* REQUIREMENTS: Your task is to give the listing below back word for word, pictures excluded.
# INPUT start
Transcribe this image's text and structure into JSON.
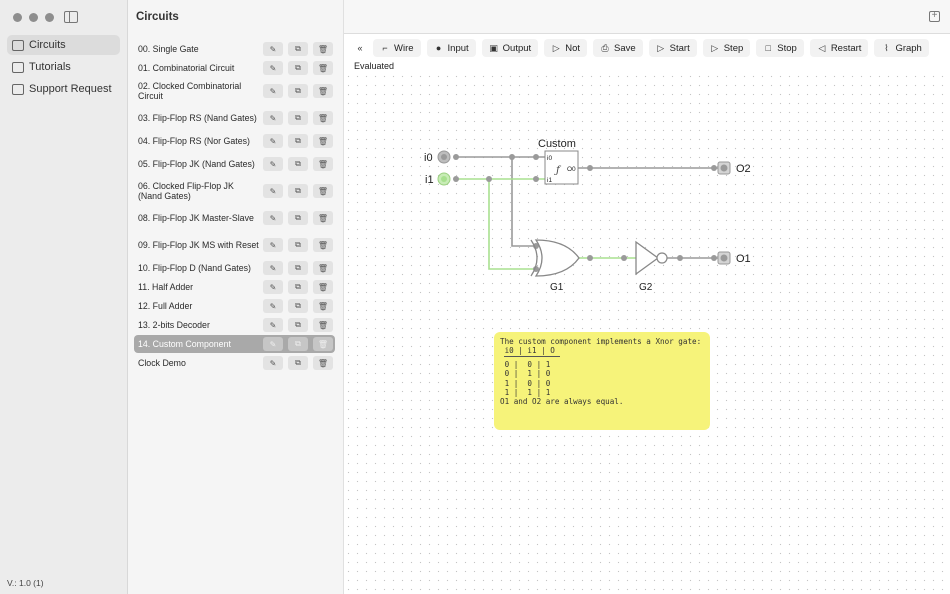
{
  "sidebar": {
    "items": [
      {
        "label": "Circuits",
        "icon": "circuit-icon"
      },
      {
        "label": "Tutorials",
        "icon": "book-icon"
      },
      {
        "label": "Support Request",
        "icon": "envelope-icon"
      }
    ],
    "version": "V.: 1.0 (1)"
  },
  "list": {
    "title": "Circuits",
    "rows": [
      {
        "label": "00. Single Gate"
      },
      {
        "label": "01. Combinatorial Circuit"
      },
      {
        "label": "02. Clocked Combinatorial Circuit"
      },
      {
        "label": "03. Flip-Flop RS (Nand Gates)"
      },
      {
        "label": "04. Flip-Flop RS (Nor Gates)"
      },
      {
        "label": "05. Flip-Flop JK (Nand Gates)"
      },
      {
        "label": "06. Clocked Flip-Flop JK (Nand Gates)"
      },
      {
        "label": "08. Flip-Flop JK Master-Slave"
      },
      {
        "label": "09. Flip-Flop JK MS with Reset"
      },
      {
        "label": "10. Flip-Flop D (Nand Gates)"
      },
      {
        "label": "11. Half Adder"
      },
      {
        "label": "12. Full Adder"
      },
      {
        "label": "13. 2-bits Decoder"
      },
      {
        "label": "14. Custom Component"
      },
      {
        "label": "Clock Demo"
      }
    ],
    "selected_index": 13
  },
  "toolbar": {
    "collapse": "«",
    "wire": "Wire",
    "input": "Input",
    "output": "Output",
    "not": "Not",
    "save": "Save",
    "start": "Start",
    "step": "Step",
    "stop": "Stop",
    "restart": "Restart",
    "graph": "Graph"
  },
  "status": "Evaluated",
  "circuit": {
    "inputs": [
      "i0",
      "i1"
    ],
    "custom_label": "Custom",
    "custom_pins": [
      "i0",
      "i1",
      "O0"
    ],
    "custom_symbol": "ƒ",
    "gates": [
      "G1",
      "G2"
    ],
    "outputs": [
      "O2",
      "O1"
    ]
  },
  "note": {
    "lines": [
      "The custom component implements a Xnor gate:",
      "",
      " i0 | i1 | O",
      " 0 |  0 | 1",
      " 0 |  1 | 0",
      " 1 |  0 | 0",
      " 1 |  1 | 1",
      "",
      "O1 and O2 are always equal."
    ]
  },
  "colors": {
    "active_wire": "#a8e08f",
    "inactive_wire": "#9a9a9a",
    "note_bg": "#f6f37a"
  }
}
# INPUT end
* FULL RESPONSE:
Transcribe this image's text and structure into JSON.
{
  "sidebar": {
    "items": [
      {
        "label": "Circuits",
        "icon": "circuit-icon"
      },
      {
        "label": "Tutorials",
        "icon": "book-icon"
      },
      {
        "label": "Support Request",
        "icon": "envelope-icon"
      }
    ],
    "version": "V.: 1.0 (1)"
  },
  "list": {
    "title": "Circuits",
    "rows": [
      {
        "label": "00. Single Gate"
      },
      {
        "label": "01. Combinatorial Circuit"
      },
      {
        "label": "02. Clocked Combinatorial Circuit"
      },
      {
        "label": "03. Flip-Flop RS (Nand Gates)"
      },
      {
        "label": "04. Flip-Flop RS (Nor Gates)"
      },
      {
        "label": "05. Flip-Flop JK (Nand Gates)"
      },
      {
        "label": "06. Clocked Flip-Flop JK (Nand Gates)"
      },
      {
        "label": "08. Flip-Flop JK Master-Slave"
      },
      {
        "label": "09. Flip-Flop JK MS with Reset"
      },
      {
        "label": "10. Flip-Flop D (Nand Gates)"
      },
      {
        "label": "11. Half Adder"
      },
      {
        "label": "12. Full Adder"
      },
      {
        "label": "13. 2-bits Decoder"
      },
      {
        "label": "14. Custom Component"
      },
      {
        "label": "Clock Demo"
      }
    ],
    "selected_index": 13
  },
  "toolbar": {
    "collapse": "«",
    "wire": "Wire",
    "input": "Input",
    "output": "Output",
    "not": "Not",
    "save": "Save",
    "start": "Start",
    "step": "Step",
    "stop": "Stop",
    "restart": "Restart",
    "graph": "Graph"
  },
  "status": "Evaluated",
  "circuit": {
    "inputs": [
      "i0",
      "i1"
    ],
    "custom_label": "Custom",
    "custom_pins": [
      "i0",
      "i1",
      "O0"
    ],
    "custom_symbol": "ƒ",
    "gates": [
      "G1",
      "G2"
    ],
    "outputs": [
      "O2",
      "O1"
    ]
  },
  "note": {
    "lines": [
      "The custom component implements a Xnor gate:",
      "",
      " i0 | i1 | O",
      " 0 |  0 | 1",
      " 0 |  1 | 0",
      " 1 |  0 | 0",
      " 1 |  1 | 1",
      "",
      "O1 and O2 are always equal."
    ]
  },
  "colors": {
    "active_wire": "#a8e08f",
    "inactive_wire": "#9a9a9a",
    "note_bg": "#f6f37a"
  }
}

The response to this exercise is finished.